** start DATA PROVIDED **
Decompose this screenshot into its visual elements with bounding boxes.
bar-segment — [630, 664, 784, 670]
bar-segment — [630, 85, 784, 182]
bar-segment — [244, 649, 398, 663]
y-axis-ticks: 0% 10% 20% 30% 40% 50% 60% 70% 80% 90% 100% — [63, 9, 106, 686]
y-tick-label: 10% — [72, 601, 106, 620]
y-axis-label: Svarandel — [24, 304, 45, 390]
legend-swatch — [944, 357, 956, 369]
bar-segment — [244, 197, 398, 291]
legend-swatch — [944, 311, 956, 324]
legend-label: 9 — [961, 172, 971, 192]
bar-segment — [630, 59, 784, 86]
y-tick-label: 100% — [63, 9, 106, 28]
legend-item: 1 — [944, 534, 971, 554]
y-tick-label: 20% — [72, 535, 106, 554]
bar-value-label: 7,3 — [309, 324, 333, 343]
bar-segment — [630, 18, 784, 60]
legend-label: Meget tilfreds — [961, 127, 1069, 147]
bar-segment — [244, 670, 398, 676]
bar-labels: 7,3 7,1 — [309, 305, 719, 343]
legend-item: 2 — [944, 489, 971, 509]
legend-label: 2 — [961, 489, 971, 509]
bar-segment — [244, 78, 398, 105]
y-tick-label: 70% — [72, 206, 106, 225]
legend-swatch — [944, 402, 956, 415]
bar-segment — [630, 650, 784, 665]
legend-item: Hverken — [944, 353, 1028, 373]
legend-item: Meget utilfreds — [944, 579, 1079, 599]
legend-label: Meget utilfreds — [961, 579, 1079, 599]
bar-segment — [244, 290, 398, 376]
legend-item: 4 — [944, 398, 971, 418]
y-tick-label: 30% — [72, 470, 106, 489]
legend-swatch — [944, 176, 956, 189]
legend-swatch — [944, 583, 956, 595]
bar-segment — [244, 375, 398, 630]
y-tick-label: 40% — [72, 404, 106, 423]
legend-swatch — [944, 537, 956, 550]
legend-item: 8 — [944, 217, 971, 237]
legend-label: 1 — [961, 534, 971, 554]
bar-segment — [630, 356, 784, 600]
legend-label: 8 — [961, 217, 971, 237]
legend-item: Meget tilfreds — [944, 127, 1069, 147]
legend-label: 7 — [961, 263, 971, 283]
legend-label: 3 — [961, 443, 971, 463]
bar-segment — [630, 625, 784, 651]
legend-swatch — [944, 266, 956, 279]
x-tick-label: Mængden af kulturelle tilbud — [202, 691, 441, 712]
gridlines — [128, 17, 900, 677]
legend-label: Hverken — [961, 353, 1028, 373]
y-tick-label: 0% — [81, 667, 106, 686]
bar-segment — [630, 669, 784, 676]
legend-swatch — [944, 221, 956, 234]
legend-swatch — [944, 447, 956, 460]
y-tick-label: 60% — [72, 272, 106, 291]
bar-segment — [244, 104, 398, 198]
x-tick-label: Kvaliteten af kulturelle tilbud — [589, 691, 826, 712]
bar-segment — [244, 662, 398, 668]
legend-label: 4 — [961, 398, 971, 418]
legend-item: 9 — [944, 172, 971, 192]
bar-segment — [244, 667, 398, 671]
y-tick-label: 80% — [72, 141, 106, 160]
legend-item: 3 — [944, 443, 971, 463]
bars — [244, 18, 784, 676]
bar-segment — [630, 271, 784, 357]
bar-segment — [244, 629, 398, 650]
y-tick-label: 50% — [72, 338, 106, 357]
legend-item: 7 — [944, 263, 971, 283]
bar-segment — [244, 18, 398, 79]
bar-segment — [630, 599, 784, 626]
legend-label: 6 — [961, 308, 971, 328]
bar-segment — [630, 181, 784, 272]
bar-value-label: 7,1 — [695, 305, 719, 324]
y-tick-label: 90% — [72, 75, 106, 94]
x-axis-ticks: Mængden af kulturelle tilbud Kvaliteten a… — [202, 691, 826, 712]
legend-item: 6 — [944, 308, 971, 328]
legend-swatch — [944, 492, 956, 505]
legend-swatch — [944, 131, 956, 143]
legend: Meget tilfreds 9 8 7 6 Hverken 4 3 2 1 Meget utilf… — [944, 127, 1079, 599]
** end DATA PROVIDED **
• **WHAT IS NEEDED**
Please reproduce all of the entries above verbatim, line for line and in their original order.

• **WRITTEN ANSWER**
Decompose this screenshot into its visual elements with bounding boxes.
bar-segment — [630, 664, 784, 670]
bar-segment — [630, 85, 784, 182]
bar-segment — [244, 649, 398, 663]
y-axis-ticks: 0% 10% 20% 30% 40% 50% 60% 70% 80% 90% 100% — [63, 9, 106, 686]
y-tick-label: 10% — [72, 601, 106, 620]
y-axis-label: Svarandel — [24, 304, 45, 390]
legend-swatch — [944, 357, 956, 369]
bar-segment — [244, 197, 398, 291]
legend-swatch — [944, 311, 956, 324]
legend-label: 9 — [961, 172, 971, 192]
bar-segment — [630, 59, 784, 86]
y-tick-label: 100% — [63, 9, 106, 28]
legend-item: 1 — [944, 534, 971, 554]
y-tick-label: 20% — [72, 535, 106, 554]
bar-value-label: 7,3 — [309, 324, 333, 343]
bar-segment — [630, 18, 784, 60]
legend-label: Meget tilfreds — [961, 127, 1069, 147]
bar-segment — [244, 670, 398, 676]
bar-labels: 7,3 7,1 — [309, 305, 719, 343]
legend-item: 2 — [944, 489, 971, 509]
legend-label: 2 — [961, 489, 971, 509]
bar-segment — [244, 78, 398, 105]
y-tick-label: 70% — [72, 206, 106, 225]
legend-swatch — [944, 402, 956, 415]
bar-segment — [630, 650, 784, 665]
legend-item: Hverken — [944, 353, 1028, 373]
legend-item: Meget utilfreds — [944, 579, 1079, 599]
legend-label: Meget utilfreds — [961, 579, 1079, 599]
bar-segment — [244, 290, 398, 376]
legend-item: 4 — [944, 398, 971, 418]
y-tick-label: 30% — [72, 470, 106, 489]
legend-swatch — [944, 176, 956, 189]
legend-swatch — [944, 583, 956, 595]
bar-segment — [244, 375, 398, 630]
y-tick-label: 40% — [72, 404, 106, 423]
legend-swatch — [944, 537, 956, 550]
legend-item: 8 — [944, 217, 971, 237]
legend-label: 1 — [961, 534, 971, 554]
bar-segment — [630, 356, 784, 600]
legend-label: 8 — [961, 217, 971, 237]
legend-item: Meget tilfreds — [944, 127, 1069, 147]
legend-label: 7 — [961, 263, 971, 283]
legend-label: 3 — [961, 443, 971, 463]
bar-segment — [630, 625, 784, 651]
legend-swatch — [944, 266, 956, 279]
x-tick-label: Mængden af kulturelle tilbud — [202, 691, 441, 712]
gridlines — [128, 17, 900, 677]
legend-label: Hverken — [961, 353, 1028, 373]
y-tick-label: 0% — [81, 667, 106, 686]
bar-segment — [630, 669, 784, 676]
legend-swatch — [944, 221, 956, 234]
legend-swatch — [944, 447, 956, 460]
y-tick-label: 60% — [72, 272, 106, 291]
bar-segment — [244, 104, 398, 198]
x-tick-label: Kvaliteten af kulturelle tilbud — [589, 691, 826, 712]
bar-segment — [244, 662, 398, 668]
legend-label: 4 — [961, 398, 971, 418]
legend-item: 9 — [944, 172, 971, 192]
bar-segment — [244, 667, 398, 671]
y-tick-label: 80% — [72, 141, 106, 160]
legend-item: 3 — [944, 443, 971, 463]
bars — [244, 18, 784, 676]
bar-segment — [630, 271, 784, 357]
bar-segment — [244, 629, 398, 650]
y-tick-label: 50% — [72, 338, 106, 357]
legend-item: 7 — [944, 263, 971, 283]
bar-segment — [244, 18, 398, 79]
bar-segment — [630, 599, 784, 626]
legend-label: 6 — [961, 308, 971, 328]
bar-segment — [630, 181, 784, 272]
bar-value-label: 7,1 — [695, 305, 719, 324]
y-tick-label: 90% — [72, 75, 106, 94]
x-axis-ticks: Mængden af kulturelle tilbud Kvaliteten a… — [202, 691, 826, 712]
legend-item: 6 — [944, 308, 971, 328]
legend-swatch — [944, 492, 956, 505]
legend-swatch — [944, 131, 956, 143]
legend: Meget tilfreds 9 8 7 6 Hverken 4 3 2 1 Meget utilf… — [944, 127, 1079, 599]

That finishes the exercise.